WORKING DATA:
* START *
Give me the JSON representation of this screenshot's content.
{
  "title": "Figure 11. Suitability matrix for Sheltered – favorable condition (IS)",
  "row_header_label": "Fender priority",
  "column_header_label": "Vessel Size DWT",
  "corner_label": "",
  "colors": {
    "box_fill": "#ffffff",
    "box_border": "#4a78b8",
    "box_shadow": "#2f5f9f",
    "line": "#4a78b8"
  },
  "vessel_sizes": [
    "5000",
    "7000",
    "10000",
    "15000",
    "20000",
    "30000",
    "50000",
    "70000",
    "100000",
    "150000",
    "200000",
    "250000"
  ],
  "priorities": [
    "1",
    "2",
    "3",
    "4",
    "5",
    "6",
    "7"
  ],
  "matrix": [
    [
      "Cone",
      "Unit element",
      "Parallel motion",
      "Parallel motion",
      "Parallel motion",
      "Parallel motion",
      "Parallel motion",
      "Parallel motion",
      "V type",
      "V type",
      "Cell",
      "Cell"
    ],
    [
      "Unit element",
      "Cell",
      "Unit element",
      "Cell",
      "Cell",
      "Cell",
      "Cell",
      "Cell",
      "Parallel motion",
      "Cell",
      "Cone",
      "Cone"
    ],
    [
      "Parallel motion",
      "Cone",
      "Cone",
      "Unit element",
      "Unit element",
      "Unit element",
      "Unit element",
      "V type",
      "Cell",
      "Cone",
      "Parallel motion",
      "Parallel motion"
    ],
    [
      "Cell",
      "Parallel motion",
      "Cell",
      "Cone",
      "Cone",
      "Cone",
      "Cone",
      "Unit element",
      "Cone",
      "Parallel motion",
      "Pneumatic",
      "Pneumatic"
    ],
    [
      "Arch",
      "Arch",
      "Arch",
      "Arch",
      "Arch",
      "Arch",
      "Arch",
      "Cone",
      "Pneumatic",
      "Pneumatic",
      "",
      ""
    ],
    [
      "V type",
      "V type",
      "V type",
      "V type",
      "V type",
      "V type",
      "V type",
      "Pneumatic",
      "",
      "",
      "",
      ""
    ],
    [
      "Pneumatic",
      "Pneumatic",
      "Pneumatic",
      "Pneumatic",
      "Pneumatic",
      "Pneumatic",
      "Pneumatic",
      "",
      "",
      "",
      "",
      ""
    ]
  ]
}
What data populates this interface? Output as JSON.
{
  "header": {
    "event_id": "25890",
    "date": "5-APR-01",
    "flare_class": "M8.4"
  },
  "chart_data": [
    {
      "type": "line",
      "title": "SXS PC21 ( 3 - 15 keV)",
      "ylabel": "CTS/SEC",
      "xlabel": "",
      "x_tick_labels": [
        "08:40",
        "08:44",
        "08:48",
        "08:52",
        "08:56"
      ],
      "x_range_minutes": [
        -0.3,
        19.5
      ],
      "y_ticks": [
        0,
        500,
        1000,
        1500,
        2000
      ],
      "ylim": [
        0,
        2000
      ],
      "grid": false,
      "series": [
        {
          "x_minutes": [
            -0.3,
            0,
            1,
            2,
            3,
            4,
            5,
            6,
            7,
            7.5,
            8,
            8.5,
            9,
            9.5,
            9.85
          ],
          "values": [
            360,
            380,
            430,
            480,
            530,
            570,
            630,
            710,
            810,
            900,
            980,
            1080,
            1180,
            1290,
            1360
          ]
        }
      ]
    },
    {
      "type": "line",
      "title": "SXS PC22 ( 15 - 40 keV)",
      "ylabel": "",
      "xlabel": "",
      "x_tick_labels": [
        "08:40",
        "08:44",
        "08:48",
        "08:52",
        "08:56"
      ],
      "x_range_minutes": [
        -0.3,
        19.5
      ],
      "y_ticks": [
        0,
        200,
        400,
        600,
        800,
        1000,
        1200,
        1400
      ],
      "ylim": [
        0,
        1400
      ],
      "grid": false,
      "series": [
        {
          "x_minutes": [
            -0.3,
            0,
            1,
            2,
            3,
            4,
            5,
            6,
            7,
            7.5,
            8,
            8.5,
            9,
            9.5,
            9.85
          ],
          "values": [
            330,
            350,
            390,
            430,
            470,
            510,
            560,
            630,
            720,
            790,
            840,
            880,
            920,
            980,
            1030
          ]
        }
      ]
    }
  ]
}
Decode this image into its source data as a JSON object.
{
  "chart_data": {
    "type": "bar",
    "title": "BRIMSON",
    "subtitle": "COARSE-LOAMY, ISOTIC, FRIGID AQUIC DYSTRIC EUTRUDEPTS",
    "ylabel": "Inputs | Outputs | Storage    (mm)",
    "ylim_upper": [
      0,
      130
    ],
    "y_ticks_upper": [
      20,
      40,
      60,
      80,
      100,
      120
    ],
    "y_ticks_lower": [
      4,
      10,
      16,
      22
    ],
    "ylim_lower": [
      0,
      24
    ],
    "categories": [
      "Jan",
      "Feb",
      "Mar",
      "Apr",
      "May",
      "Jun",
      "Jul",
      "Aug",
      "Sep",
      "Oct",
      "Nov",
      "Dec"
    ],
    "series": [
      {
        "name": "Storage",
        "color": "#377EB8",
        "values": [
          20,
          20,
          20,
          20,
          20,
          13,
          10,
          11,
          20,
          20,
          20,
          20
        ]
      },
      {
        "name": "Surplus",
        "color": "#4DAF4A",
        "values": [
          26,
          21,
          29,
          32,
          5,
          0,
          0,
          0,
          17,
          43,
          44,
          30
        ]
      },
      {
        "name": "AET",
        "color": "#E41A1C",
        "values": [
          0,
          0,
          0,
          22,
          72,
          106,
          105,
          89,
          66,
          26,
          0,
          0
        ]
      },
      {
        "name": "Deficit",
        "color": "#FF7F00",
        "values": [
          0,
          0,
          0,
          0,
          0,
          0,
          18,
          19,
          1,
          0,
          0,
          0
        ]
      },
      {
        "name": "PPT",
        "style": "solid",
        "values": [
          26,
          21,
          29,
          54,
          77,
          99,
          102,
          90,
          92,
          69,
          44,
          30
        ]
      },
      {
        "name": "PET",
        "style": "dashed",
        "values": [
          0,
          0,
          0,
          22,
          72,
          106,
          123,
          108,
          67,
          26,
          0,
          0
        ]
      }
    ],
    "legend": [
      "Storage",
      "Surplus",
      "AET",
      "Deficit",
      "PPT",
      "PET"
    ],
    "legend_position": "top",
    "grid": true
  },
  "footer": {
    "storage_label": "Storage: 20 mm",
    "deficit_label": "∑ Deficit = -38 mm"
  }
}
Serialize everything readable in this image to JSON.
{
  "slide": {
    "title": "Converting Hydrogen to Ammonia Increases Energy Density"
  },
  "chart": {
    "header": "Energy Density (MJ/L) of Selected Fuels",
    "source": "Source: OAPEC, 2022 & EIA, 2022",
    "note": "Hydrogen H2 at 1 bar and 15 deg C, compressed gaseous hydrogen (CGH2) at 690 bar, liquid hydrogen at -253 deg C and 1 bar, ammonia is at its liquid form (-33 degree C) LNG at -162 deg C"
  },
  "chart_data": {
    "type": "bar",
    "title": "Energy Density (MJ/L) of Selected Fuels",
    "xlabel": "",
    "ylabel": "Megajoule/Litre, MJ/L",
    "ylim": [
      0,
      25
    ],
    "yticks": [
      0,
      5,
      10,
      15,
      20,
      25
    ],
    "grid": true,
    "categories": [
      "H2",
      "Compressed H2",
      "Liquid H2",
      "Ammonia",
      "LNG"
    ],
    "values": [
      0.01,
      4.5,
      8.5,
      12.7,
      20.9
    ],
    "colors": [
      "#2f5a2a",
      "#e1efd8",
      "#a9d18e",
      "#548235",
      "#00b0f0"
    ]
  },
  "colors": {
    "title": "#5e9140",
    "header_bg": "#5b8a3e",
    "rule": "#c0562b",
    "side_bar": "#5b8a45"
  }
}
* END *
Begin with the line that contains "Serialize everything readable" and end with the last line of the records; set down every line in that span exactly, and nothing else.

Serialize everything readable in this image to JSON.
{
  "slide": {
    "title": "Converting Hydrogen to Ammonia Increases Energy Density"
  },
  "chart": {
    "header": "Energy Density (MJ/L) of Selected Fuels",
    "source": "Source: OAPEC, 2022 & EIA, 2022",
    "note": "Hydrogen H2 at 1 bar and 15 deg C, compressed gaseous hydrogen (CGH2) at 690 bar, liquid hydrogen at -253 deg C and 1 bar, ammonia is at its liquid form (-33 degree C) LNG at -162 deg C"
  },
  "chart_data": {
    "type": "bar",
    "title": "Energy Density (MJ/L) of Selected Fuels",
    "xlabel": "",
    "ylabel": "Megajoule/Litre, MJ/L",
    "ylim": [
      0,
      25
    ],
    "yticks": [
      0,
      5,
      10,
      15,
      20,
      25
    ],
    "grid": true,
    "categories": [
      "H2",
      "Compressed H2",
      "Liquid H2",
      "Ammonia",
      "LNG"
    ],
    "values": [
      0.01,
      4.5,
      8.5,
      12.7,
      20.9
    ],
    "colors": [
      "#2f5a2a",
      "#e1efd8",
      "#a9d18e",
      "#548235",
      "#00b0f0"
    ]
  },
  "colors": {
    "title": "#5e9140",
    "header_bg": "#5b8a3e",
    "rule": "#c0562b",
    "side_bar": "#5b8a45"
  }
}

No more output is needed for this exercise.